Given instruction:
Extract the lines that carry the string "this" from the listing.

_ _ _ _ _ _ _

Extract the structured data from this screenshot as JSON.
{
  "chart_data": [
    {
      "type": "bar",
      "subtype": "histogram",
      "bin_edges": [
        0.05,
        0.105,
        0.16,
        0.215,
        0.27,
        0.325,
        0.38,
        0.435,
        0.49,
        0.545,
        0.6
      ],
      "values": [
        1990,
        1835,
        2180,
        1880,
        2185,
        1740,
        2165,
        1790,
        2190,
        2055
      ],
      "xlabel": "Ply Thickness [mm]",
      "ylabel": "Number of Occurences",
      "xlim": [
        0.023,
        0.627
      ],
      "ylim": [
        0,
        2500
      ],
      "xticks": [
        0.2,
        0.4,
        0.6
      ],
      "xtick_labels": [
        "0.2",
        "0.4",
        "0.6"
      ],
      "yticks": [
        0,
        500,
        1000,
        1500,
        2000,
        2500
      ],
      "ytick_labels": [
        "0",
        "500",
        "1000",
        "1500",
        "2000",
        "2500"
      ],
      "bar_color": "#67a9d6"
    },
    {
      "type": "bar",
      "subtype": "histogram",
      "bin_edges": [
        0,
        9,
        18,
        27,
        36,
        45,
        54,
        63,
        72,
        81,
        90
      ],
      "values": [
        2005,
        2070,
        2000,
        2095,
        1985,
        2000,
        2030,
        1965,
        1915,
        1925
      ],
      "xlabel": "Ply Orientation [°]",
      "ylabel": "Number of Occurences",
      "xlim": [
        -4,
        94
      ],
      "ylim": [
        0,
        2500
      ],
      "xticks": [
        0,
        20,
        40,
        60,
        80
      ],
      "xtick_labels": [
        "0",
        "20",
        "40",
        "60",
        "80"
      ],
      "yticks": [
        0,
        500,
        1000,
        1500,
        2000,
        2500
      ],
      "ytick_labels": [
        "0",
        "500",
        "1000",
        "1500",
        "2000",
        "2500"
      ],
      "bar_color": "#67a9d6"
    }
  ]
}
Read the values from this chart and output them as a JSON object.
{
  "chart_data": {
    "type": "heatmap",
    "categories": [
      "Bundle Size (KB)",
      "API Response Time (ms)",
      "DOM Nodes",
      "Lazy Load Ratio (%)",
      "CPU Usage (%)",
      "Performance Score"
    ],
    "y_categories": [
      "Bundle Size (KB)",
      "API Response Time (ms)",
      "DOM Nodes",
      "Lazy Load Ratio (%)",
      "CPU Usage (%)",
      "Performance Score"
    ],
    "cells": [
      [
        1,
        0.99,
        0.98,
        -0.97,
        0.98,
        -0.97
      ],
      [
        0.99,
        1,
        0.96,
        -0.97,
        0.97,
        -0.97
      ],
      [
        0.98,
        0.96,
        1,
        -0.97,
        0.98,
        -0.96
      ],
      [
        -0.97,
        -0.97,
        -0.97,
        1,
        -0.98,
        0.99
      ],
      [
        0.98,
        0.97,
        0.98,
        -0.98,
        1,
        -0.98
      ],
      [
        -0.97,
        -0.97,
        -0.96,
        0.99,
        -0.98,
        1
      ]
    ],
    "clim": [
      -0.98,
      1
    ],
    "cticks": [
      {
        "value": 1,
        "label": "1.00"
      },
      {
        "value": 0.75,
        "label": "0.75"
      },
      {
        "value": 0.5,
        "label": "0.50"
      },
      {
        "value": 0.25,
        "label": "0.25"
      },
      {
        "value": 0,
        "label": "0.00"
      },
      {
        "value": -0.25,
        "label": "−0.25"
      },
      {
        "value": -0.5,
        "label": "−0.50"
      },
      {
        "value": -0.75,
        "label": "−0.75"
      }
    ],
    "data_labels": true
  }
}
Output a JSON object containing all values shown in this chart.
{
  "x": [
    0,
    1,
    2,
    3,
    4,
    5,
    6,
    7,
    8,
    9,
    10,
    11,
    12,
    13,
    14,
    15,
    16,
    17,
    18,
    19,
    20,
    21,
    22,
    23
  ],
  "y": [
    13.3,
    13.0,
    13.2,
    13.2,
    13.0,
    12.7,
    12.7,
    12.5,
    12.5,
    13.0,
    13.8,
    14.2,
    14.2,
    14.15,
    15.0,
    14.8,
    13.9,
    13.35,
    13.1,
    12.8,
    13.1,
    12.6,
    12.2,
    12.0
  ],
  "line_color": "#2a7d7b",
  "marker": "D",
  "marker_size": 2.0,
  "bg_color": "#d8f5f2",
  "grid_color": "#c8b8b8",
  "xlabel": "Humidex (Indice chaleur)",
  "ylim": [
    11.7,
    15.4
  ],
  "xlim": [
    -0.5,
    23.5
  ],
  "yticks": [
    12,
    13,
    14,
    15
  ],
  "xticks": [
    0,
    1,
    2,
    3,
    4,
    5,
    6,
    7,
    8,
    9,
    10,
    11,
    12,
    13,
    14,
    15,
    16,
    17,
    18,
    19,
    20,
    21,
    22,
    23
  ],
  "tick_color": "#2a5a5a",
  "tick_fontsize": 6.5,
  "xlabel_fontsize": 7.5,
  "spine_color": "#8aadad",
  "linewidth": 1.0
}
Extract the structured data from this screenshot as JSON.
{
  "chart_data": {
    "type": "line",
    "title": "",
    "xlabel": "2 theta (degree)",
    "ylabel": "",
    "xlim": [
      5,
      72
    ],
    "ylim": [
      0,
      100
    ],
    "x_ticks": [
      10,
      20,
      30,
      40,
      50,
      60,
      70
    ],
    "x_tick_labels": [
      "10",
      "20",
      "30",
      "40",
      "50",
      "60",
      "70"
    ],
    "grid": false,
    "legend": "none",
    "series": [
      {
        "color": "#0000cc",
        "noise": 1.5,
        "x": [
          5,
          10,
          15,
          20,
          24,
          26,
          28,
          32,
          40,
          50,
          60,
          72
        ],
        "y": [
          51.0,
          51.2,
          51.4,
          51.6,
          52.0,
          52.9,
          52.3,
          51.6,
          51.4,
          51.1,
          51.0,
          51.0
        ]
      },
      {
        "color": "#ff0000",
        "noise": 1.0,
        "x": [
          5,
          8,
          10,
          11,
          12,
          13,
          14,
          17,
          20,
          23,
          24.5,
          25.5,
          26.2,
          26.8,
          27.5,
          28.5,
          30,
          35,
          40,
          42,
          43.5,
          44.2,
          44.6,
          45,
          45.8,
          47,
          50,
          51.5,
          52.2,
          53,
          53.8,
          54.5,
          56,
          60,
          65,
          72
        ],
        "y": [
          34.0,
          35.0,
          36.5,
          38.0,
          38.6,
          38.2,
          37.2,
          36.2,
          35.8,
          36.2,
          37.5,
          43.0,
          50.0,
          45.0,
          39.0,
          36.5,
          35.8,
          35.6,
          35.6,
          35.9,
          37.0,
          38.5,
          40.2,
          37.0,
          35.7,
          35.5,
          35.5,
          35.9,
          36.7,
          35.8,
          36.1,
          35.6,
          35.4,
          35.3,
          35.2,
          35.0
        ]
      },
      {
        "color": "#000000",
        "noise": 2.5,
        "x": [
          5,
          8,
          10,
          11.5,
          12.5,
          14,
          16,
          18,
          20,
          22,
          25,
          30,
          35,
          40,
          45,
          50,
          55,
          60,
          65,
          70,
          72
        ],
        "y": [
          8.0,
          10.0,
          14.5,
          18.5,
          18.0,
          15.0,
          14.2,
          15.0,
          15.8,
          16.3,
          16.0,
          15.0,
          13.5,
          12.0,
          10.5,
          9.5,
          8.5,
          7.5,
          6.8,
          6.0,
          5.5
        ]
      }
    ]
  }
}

_ _ _ _ _ _ _

Solution to the problem:
Extract the structured data from this screenshot as JSON.
Read the values from this chart and output them as a JSON object.
Output a JSON object containing all values shown in this chart.
Extract the structured data from this screenshot as JSON.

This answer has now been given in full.